** TEXT PROVIDED **
►

If you’re trying to lose weight (or at least not gain a few extra pounds), then the best thing to do is eat healthy and go to the gym more religiously, right?
But if you’ve been going at it for a while now and haven’t been seeing much progress, then you may want to look into something else.
Like your coffee consumption.
Now you may ask: what does an innocent cup of joe have to do with weight gain?
Let me tell you.
It’s not as innocent as it seems.
"I'm not that innocent." - your favorite cup of coffee (via GIPHY)
That cup of coffee you buy on your way to work? It may be sneaking in a few extra calories (more than you’d like and expect). And if you buy more than one cup a day, you may be racking up a few calories from a “dessert” that disguises itself as your go-to caffeine fix.
Here’s the good news though: coffee in itself has almost no calories.
If you want to steer clear of calories but not your usual cup of joe, it’s better to go for a black.
That’s next to nothing!
By now, you know what the usual suspect is for calories in coffee, right?
It’s all in the extras that you dress up your coffee with.
A study conducted by the University of Illinois reports: 
“More than 160 million people in the US drink coffee or tea on a regular basis, and many of them use sugar, cream, flavored syrups or other calorie-laden additives in their drinks of choice. A new analysis reveals just how much Americans are adding to their caloric intake by spicing up or sweetening their coffee or tea.
Apparently, over 60% of java lovers in America spruce up their coffee with a dash of flavors, cream, sugar and milk, going for that gratifying coffee experience but not really taking note of the calories that add up. And by doing so, they end up consuming an additional 69 calories. 
Essentially, many think that their favorite add-ins make coffee so much better, but in the context of weight loss, they’re the frenemy!
In fact, according to Ruopeng An, a professor at the Kinesiology and Community Health of the University of Illinois:
“these add-in items are often dense in energy and fat but low in nutritional value.”
So imagine having extra calories every time you have a cuppa, times how many times you have it in a day!
Don’t panic - we’ll help you find out how many calories are in each add-on, so you’ll know which ones to get rid of first. Or better yet, go hard and get rid of them altogether!
Here’s a low down of the amount of calories that sneak into your cuppa.
Here are some of the things you can do to start shedding off those few extra pounds that could come from your favorite cup of joe:
The most logical thing to do to get rid of extra calories in your coffee is to ditch the add-ins.
Maybe it’s time to start going for black coffee on your next trip to the cafe?
The best way to enjoy your cup of black is to pick a high-quality bean, which always tastes so much better. Train your nose (and palate) and sniff the bean type that works best for you!
If you think it’s impossible to go cold turkey on your favorite add-ins, fret not.
Some types of coffee have almost negligible amounts of calories too! (No need to go for black brewed coffee if that’s too tough - we hear you.)

◄

** SET OF TASKS **
1. In the coffee article, how many additional calories do the American coffee drinkers who add flavors, cream, sugar and milk end up consuming?
2. Rewrite the paragraph of the coffee article that begins "That cup of coffee you buy on your way to work?" in one shorter sentence that keeps its main facts.
3. Write the next part of the coffee article, starting after its last sentence.
The entries that come after the coffee article are separate material with no connection to it.

** RECORDS **
►

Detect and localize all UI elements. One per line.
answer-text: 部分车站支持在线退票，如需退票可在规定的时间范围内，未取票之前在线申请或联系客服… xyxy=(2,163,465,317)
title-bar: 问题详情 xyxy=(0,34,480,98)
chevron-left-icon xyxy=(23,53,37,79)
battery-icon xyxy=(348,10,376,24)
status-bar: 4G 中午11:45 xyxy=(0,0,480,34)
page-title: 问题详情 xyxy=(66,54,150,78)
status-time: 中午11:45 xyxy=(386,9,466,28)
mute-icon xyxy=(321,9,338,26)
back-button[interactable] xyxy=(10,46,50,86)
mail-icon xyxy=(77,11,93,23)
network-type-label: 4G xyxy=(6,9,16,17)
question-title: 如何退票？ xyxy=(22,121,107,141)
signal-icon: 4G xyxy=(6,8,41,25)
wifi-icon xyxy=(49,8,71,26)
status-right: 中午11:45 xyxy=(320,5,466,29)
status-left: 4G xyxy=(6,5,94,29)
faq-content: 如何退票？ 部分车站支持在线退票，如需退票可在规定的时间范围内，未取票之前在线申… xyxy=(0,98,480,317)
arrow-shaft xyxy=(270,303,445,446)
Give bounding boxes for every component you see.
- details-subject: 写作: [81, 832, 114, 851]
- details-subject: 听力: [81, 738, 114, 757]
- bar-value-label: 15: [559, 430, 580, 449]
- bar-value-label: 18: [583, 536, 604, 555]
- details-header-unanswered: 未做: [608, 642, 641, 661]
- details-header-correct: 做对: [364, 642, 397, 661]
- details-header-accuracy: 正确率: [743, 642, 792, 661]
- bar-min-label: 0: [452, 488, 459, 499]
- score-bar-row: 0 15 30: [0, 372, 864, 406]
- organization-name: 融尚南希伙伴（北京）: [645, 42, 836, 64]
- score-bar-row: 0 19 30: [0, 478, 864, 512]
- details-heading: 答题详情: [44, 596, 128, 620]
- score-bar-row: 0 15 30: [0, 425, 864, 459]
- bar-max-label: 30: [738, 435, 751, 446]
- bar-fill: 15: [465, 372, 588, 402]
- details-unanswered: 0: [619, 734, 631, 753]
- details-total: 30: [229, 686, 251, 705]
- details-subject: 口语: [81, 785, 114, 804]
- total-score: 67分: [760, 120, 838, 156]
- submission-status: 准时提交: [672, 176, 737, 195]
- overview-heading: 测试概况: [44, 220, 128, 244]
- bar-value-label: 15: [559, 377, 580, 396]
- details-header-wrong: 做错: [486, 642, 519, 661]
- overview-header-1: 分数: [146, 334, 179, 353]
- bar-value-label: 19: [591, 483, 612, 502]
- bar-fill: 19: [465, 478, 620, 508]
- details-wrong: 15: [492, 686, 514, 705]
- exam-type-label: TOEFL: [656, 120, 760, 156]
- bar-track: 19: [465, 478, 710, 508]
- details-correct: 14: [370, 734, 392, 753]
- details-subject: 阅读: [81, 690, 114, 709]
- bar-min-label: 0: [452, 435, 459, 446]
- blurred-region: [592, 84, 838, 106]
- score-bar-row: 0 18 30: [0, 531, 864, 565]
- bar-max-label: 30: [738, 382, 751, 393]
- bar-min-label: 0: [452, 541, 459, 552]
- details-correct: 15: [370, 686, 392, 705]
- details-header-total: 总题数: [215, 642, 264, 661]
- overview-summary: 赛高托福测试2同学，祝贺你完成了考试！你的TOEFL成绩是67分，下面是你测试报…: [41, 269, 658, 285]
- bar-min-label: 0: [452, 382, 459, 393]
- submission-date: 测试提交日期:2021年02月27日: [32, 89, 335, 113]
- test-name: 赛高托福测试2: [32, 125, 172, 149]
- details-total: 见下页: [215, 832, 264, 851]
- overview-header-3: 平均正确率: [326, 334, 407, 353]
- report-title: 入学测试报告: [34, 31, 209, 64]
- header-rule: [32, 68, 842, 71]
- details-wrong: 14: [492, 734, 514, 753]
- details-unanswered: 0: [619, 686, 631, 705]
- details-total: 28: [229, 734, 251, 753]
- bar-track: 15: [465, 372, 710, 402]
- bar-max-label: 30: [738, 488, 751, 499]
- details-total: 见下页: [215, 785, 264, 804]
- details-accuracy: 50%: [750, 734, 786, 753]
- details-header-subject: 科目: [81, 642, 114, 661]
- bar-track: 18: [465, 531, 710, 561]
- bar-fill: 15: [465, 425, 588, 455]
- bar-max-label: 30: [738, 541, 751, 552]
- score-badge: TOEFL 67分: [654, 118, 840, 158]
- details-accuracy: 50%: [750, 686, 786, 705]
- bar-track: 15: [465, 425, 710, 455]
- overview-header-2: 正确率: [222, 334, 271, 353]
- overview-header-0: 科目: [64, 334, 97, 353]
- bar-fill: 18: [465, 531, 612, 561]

◄

** EXPECTED RESULTS **
1. They consume an additional 69 calories.

2. The coffee you buy on your way to work may carry more calories than you expect, and several cups a day can add up to the calories of a disguised "dessert."

3.
But if you want to get rid of some pounds, it’s better to refrain from the following:
Sugar adds around 16 calories in every teaspoon. That may not be a lot but if you have multiple cups a day (plus chocolates and other sweets in your diet), then a dash of sugar here and there may pack up the pounds.
Some fix this by using artificial sweeteners instead. But while they have fewer calories, research indicates that they might make you feel hungrier than you actually are,  and prompt your body to store more fat. 
Also, some nutritionists think if you decide to ditch the sugar, you may as well get rid of other forms of sweetener too. Nutritionist Melanie McGrice thinks that artificial sweeteners train the brain to always look for the “sweetness,” making it harder for sweet-tooths to steer clear of other indulgent treats like cakes and chocolates. 
The best way to ease off on sugar is to do it gradually so you allow your body to adjust more naturally at its own pace.
You may have seen in the infographics above that milk is another source of unwanted calories from coffee.
If you like your coffee with milk and are a big fan of flat whites, lattes, and cappuccinos, you veer away from extra calories by switching your milk to lower-calorie alternatives.
Just look at this world of difference on the number of calories per type of milk:
There’s a catch though.
If you like your whole milk and can’t let go just yet, there’s a way around it.
According to Susie Burrell, nutritionist and founder of Shape Me, go ahead and drink your milk whole/full:
“There is the school of thought that full cream milk, or even light, reduced fat milks are more satiating, and hence help us all to ultimately eat less – the number one thing we can all do for weight control.”
In the whole scheme of things, it may be best to go for full cream or reduced fat milks if it satiates you. But if you have multiple cups of flat white, then try switching it up with lower-calorie milks like almond.
If all these sound too tough for the coffee enthusiast in you, then you can always switch it down from venti size to a tall.
Going for a smaller cup will automatically reduce the amount of calories, by virtue of reduced quantity.
Here’s a pro tip: if you’re after that caffeine kick, order a smaller cup (with or without milk) but with a “double-shot”. That’ll surely turn your coffee into a strong cup of perk!
Of course it's okay to have your go-to coffee - with or without the *fatty* add-ins - every now and then.
But with everything else, moderation is key.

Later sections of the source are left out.